#### PROVIDED INFORMATION
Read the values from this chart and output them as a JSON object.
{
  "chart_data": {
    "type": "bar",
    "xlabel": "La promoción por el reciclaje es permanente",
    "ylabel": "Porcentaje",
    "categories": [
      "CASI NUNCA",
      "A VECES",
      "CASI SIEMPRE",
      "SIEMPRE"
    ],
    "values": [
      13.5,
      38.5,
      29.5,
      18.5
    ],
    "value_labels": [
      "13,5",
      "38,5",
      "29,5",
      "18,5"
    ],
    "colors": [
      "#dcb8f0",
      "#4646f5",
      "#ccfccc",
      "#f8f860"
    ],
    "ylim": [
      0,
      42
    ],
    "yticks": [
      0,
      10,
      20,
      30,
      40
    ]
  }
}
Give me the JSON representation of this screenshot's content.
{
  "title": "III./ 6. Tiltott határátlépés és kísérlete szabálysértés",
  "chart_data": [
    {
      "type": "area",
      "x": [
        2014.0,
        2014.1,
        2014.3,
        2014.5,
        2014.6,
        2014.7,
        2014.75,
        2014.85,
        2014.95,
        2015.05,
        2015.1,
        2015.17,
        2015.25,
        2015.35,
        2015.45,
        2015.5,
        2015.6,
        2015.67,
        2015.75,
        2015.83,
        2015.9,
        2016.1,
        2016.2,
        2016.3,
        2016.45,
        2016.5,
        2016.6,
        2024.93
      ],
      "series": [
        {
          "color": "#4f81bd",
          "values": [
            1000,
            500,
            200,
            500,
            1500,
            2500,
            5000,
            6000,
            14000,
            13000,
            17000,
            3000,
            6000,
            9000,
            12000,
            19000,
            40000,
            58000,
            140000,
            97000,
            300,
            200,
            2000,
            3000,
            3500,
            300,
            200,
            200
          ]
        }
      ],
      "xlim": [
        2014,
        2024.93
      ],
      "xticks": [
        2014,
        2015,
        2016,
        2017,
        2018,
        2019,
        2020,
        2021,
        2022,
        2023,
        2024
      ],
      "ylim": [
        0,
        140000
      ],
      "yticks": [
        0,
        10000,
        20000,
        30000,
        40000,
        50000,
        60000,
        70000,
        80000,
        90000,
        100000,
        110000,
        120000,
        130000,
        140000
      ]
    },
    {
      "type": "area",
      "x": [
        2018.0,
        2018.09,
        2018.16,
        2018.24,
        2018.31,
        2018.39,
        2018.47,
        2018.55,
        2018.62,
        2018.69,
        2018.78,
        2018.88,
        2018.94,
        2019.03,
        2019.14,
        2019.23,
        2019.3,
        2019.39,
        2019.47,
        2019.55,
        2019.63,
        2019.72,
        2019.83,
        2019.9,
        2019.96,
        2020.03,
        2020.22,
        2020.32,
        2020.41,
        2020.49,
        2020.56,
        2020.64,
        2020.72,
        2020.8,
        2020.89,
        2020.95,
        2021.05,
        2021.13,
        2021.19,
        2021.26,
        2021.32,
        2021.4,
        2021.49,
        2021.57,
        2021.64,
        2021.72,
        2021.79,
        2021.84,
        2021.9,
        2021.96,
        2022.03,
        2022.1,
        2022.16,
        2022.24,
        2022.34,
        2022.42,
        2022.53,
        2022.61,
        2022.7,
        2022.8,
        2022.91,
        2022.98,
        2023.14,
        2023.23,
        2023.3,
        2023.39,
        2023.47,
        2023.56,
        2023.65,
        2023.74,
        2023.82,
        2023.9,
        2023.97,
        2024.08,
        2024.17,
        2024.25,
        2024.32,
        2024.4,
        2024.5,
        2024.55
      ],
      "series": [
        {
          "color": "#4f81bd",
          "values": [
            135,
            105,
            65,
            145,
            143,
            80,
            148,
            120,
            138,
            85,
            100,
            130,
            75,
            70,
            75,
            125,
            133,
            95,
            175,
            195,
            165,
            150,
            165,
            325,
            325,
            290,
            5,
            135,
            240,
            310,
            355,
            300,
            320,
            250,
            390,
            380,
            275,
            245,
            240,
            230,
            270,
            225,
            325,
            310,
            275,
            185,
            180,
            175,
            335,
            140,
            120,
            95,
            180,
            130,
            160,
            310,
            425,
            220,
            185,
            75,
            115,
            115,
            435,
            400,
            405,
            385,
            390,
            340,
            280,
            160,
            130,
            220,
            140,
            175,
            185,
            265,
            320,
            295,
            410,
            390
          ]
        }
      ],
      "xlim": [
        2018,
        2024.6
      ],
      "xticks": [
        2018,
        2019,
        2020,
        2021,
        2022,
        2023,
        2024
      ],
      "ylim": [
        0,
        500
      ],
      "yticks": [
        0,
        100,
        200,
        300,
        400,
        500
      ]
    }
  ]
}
########
Copy out all of the lines above exactly.

Read the values from this chart and output them as a JSON object.
{
  "chart_data": {
    "type": "bar",
    "xlabel": "La promoción por el reciclaje es permanente",
    "ylabel": "Porcentaje",
    "categories": [
      "CASI NUNCA",
      "A VECES",
      "CASI SIEMPRE",
      "SIEMPRE"
    ],
    "values": [
      13.5,
      38.5,
      29.5,
      18.5
    ],
    "value_labels": [
      "13,5",
      "38,5",
      "29,5",
      "18,5"
    ],
    "colors": [
      "#dcb8f0",
      "#4646f5",
      "#ccfccc",
      "#f8f860"
    ],
    "ylim": [
      0,
      42
    ],
    "yticks": [
      0,
      10,
      20,
      30,
      40
    ]
  }
}
Give me the JSON representation of this screenshot's content.
{
  "title": "III./ 6. Tiltott határátlépés és kísérlete szabálysértés",
  "chart_data": [
    {
      "type": "area",
      "x": [
        2014.0,
        2014.1,
        2014.3,
        2014.5,
        2014.6,
        2014.7,
        2014.75,
        2014.85,
        2014.95,
        2015.05,
        2015.1,
        2015.17,
        2015.25,
        2015.35,
        2015.45,
        2015.5,
        2015.6,
        2015.67,
        2015.75,
        2015.83,
        2015.9,
        2016.1,
        2016.2,
        2016.3,
        2016.45,
        2016.5,
        2016.6,
        2024.93
      ],
      "series": [
        {
          "color": "#4f81bd",
          "values": [
            1000,
            500,
            200,
            500,
            1500,
            2500,
            5000,
            6000,
            14000,
            13000,
            17000,
            3000,
            6000,
            9000,
            12000,
            19000,
            40000,
            58000,
            140000,
            97000,
            300,
            200,
            2000,
            3000,
            3500,
            300,
            200,
            200
          ]
        }
      ],
      "xlim": [
        2014,
        2024.93
      ],
      "xticks": [
        2014,
        2015,
        2016,
        2017,
        2018,
        2019,
        2020,
        2021,
        2022,
        2023,
        2024
      ],
      "ylim": [
        0,
        140000
      ],
      "yticks": [
        0,
        10000,
        20000,
        30000,
        40000,
        50000,
        60000,
        70000,
        80000,
        90000,
        100000,
        110000,
        120000,
        130000,
        140000
      ]
    },
    {
      "type": "area",
      "x": [
        2018.0,
        2018.09,
        2018.16,
        2018.24,
        2018.31,
        2018.39,
        2018.47,
        2018.55,
        2018.62,
        2018.69,
        2018.78,
        2018.88,
        2018.94,
        2019.03,
        2019.14,
        2019.23,
        2019.3,
        2019.39,
        2019.47,
        2019.55,
        2019.63,
        2019.72,
        2019.83,
        2019.9,
        2019.96,
        2020.03,
        2020.22,
        2020.32,
        2020.41,
        2020.49,
        2020.56,
        2020.64,
        2020.72,
        2020.8,
        2020.89,
        2020.95,
        2021.05,
        2021.13,
        2021.19,
        2021.26,
        2021.32,
        2021.4,
        2021.49,
        2021.57,
        2021.64,
        2021.72,
        2021.79,
        2021.84,
        2021.9,
        2021.96,
        2022.03,
        2022.1,
        2022.16,
        2022.24,
        2022.34,
        2022.42,
        2022.53,
        2022.61,
        2022.7,
        2022.8,
        2022.91,
        2022.98,
        2023.14,
        2023.23,
        2023.3,
        2023.39,
        2023.47,
        2023.56,
        2023.65,
        2023.74,
        2023.82,
        2023.9,
        2023.97,
        2024.08,
        2024.17,
        2024.25,
        2024.32,
        2024.4,
        2024.5,
        2024.55
      ],
      "series": [
        {
          "color": "#4f81bd",
          "values": [
            135,
            105,
            65,
            145,
            143,
            80,
            148,
            120,
            138,
            85,
            100,
            130,
            75,
            70,
            75,
            125,
            133,
            95,
            175,
            195,
            165,
            150,
            165,
            325,
            325,
            290,
            5,
            135,
            240,
            310,
            355,
            300,
            320,
            250,
            390,
            380,
            275,
            245,
            240,
            230,
            270,
            225,
            325,
            310,
            275,
            185,
            180,
            175,
            335,
            140,
            120,
            95,
            180,
            130,
            160,
            310,
            425,
            220,
            185,
            75,
            115,
            115,
            435,
            400,
            405,
            385,
            390,
            340,
            280,
            160,
            130,
            220,
            140,
            175,
            185,
            265,
            320,
            295,
            410,
            390
          ]
        }
      ],
      "xlim": [
        2018,
        2024.6
      ],
      "xticks": [
        2018,
        2019,
        2020,
        2021,
        2022,
        2023,
        2024
      ],
      "ylim": [
        0,
        500
      ],
      "yticks": [
        0,
        100,
        200,
        300,
        400,
        500
      ]
    }
  ]
}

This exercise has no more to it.